:: TASK DETAILS ::
Provide only the number of lines in the records below that include "India".

:: RECORD EXTRACTS ::

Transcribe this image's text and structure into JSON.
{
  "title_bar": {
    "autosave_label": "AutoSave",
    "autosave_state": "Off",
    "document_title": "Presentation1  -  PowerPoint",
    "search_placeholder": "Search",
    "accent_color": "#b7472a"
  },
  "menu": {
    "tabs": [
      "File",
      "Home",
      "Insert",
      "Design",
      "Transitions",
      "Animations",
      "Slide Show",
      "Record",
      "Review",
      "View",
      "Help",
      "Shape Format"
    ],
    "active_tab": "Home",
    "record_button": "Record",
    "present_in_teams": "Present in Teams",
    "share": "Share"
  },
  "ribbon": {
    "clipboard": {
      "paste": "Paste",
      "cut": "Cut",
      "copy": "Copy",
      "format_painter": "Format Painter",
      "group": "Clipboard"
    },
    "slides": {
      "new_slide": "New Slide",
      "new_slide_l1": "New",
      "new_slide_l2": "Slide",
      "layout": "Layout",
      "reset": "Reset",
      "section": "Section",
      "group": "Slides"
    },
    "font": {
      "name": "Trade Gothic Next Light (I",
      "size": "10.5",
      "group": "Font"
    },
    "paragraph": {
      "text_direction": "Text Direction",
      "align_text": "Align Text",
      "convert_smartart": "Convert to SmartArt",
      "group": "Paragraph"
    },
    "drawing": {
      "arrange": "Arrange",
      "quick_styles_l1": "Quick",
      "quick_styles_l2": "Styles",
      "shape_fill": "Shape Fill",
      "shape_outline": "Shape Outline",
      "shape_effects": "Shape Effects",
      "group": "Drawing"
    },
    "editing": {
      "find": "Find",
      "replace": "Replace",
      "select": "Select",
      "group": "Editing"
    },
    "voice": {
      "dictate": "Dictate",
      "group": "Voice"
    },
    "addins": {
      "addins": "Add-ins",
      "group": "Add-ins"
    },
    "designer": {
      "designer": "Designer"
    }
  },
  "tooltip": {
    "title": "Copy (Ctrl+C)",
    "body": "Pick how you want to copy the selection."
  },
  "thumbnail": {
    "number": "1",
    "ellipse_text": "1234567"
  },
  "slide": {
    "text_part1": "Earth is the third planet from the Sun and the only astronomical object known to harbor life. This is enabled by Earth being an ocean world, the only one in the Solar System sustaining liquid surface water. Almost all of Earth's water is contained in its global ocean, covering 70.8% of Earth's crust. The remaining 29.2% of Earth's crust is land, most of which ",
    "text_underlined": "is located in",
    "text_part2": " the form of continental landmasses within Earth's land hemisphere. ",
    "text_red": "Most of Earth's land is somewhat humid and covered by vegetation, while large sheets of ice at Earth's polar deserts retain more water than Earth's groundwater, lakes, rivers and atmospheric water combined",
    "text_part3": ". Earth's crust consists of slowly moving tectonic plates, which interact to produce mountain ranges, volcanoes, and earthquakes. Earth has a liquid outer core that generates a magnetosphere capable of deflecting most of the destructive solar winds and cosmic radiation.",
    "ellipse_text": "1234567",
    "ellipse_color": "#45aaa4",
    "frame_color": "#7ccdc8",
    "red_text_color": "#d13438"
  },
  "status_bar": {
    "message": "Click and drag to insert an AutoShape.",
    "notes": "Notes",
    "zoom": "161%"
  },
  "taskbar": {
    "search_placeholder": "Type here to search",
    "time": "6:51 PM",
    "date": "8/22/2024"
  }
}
==
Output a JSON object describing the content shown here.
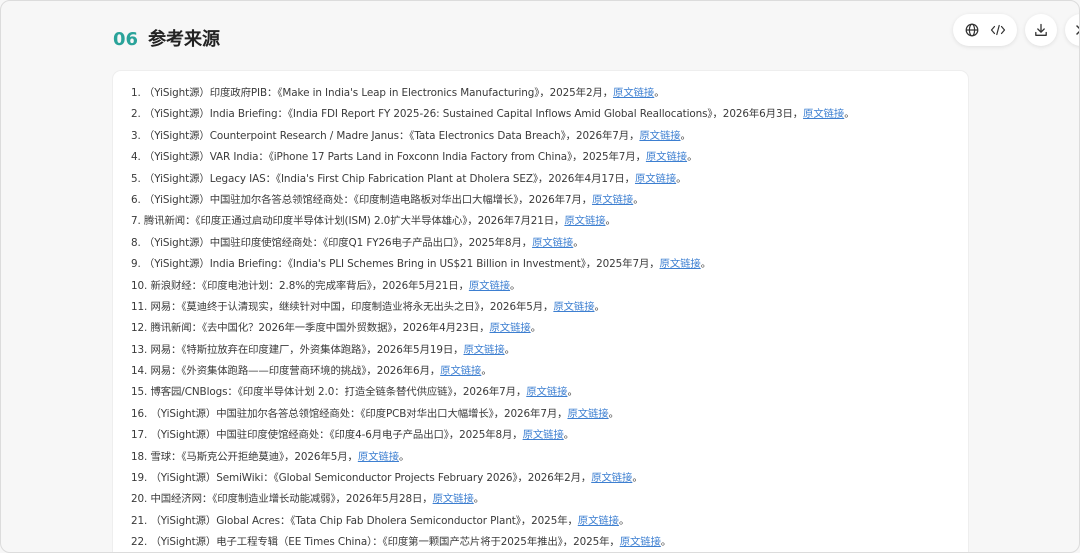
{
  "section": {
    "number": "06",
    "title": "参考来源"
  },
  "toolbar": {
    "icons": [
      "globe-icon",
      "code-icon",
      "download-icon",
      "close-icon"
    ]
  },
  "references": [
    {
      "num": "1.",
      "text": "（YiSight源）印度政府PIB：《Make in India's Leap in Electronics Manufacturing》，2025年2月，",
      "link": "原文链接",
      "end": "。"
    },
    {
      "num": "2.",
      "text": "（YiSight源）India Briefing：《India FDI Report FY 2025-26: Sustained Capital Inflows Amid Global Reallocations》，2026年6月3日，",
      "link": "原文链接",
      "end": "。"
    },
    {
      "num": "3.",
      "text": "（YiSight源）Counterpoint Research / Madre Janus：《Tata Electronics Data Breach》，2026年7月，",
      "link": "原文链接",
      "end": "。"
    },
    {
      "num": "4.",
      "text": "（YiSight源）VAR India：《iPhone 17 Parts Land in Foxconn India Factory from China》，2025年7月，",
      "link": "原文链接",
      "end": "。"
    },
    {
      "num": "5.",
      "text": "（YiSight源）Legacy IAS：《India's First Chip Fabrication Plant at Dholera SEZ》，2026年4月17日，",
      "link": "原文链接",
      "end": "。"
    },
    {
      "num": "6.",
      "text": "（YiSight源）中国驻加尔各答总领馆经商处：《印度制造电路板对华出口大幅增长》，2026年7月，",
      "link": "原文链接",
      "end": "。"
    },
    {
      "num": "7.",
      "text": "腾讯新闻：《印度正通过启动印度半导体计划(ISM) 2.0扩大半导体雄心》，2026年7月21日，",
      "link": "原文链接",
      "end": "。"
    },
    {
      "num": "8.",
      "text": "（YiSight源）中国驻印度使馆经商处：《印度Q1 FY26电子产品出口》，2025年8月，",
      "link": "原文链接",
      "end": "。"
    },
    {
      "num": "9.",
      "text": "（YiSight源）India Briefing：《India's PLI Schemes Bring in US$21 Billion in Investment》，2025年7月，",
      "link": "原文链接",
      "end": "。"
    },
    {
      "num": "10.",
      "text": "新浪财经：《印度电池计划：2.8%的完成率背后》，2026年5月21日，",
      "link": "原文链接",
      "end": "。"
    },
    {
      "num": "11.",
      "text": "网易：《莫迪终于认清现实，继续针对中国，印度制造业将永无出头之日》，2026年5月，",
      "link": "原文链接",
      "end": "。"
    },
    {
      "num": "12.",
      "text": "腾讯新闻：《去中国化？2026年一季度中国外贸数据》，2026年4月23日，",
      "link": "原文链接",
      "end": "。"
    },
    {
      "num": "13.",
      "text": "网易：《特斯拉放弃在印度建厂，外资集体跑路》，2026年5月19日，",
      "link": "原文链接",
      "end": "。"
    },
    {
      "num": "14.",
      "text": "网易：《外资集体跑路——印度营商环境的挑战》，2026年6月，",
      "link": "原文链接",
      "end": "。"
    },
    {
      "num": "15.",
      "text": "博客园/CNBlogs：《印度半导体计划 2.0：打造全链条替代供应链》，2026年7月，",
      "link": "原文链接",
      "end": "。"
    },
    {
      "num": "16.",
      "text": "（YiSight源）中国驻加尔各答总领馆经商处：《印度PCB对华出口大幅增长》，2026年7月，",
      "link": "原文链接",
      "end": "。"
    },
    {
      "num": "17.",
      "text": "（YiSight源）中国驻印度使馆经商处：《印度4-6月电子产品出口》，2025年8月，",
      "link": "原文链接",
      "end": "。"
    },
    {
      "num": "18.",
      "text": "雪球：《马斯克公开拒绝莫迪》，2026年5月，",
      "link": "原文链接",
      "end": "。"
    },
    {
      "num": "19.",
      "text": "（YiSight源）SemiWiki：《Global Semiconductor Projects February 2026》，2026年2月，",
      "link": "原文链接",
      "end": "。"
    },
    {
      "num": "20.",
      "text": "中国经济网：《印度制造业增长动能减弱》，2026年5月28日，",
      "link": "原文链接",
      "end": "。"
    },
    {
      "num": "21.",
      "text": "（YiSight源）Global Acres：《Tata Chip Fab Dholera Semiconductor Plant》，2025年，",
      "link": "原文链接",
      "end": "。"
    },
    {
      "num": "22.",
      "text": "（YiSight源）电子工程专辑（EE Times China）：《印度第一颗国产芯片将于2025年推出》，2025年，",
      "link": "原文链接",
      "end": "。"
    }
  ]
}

:: OUTPUT OF THE TASK ::
5